### Problem:
List all lines of the data containing the word "านการประเม".
-- Start --
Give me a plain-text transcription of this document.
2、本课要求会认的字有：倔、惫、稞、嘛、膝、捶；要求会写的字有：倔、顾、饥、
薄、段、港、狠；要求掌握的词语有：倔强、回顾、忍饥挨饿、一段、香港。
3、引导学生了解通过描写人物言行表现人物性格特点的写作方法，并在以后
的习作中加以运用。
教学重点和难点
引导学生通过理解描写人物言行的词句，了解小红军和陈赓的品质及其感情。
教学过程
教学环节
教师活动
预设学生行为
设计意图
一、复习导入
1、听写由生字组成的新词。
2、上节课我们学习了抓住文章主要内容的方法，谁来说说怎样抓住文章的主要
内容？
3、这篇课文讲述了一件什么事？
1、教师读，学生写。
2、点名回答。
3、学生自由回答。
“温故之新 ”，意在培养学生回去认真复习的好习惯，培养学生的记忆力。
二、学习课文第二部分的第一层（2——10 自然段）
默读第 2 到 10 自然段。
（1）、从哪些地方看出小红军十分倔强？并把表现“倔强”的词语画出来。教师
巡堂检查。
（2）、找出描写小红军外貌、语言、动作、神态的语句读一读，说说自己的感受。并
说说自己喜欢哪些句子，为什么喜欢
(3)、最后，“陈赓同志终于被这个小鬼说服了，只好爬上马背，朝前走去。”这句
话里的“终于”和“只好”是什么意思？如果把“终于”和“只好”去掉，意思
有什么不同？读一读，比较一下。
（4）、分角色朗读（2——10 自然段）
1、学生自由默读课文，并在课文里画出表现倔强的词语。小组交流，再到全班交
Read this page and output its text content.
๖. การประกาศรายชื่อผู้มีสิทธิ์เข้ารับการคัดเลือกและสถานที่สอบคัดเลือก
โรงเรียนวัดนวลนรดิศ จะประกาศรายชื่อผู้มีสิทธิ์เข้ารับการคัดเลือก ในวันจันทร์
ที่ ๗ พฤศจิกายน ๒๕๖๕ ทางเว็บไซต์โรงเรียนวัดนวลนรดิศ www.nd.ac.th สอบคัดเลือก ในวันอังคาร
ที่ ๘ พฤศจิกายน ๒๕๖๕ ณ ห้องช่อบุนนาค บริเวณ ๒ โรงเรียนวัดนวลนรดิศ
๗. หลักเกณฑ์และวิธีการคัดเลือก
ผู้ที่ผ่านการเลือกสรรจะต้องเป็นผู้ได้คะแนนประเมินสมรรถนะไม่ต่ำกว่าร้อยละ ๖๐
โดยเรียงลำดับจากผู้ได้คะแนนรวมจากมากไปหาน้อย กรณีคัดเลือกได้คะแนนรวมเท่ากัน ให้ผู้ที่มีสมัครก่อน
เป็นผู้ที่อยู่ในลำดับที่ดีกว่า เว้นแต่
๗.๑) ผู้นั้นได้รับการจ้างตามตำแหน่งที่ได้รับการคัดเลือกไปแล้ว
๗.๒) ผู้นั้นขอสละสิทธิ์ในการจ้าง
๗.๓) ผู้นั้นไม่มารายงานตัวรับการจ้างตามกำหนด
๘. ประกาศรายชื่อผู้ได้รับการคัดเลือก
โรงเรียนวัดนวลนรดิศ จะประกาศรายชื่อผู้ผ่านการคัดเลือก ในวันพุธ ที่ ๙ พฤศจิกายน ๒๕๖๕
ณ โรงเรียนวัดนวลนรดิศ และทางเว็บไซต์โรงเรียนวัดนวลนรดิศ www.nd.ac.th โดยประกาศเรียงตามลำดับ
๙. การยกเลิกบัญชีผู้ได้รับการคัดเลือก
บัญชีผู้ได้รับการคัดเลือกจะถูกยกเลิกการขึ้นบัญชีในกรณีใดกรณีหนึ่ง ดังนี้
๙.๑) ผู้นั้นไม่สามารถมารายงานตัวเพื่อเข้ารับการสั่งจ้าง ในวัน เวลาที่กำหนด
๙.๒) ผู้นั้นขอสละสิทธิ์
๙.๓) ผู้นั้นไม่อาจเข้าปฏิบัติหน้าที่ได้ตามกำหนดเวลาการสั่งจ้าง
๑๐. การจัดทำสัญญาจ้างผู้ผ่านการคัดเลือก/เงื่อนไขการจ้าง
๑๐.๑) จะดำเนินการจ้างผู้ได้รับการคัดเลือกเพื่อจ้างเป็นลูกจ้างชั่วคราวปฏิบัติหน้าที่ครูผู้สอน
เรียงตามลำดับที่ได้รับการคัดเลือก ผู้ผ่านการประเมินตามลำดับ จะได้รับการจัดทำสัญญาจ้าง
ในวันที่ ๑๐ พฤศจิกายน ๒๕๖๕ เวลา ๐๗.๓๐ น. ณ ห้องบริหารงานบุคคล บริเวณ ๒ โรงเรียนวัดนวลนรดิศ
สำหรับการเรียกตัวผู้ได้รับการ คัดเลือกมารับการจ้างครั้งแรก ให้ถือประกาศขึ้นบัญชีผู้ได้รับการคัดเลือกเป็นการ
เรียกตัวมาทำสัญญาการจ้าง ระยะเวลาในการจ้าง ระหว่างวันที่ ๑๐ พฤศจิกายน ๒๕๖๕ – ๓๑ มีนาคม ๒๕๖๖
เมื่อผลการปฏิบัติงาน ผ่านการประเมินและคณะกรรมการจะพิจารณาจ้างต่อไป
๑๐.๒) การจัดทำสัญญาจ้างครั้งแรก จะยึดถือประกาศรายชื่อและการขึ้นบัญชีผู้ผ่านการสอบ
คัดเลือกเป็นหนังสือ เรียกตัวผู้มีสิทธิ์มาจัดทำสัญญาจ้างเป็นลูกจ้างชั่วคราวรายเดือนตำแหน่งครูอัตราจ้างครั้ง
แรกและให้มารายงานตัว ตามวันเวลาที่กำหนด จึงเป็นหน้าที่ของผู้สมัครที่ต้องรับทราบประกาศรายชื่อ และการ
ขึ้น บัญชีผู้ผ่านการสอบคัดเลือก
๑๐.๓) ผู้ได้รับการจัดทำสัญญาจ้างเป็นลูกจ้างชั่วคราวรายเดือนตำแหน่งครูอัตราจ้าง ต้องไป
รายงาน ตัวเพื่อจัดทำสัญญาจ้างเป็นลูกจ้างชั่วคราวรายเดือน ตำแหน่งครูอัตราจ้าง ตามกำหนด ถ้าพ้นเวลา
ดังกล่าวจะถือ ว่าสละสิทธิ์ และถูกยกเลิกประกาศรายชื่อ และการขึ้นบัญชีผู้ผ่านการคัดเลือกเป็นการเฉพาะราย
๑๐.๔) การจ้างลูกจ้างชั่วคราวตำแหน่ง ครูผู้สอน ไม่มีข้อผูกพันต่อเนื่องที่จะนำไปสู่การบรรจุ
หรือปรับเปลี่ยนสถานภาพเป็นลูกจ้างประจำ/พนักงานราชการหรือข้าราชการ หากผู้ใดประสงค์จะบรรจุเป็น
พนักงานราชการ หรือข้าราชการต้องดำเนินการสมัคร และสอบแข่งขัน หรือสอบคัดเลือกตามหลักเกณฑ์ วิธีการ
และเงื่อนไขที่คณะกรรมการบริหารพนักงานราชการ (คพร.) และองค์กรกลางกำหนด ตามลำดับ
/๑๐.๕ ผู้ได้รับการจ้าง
-- End --
### Response for this exercise:
เรียงตามลำดับที่ได้รับการคัดเลือก ผู้ผ่านการประเมินตามลำดับ จะได้รับการจัดทำสัญญาจ้าง
เมื่อผลการปฏิบัติงาน ผ่านการประเมินและคณะกรรมการจะพิจารณาจ้างต่อไป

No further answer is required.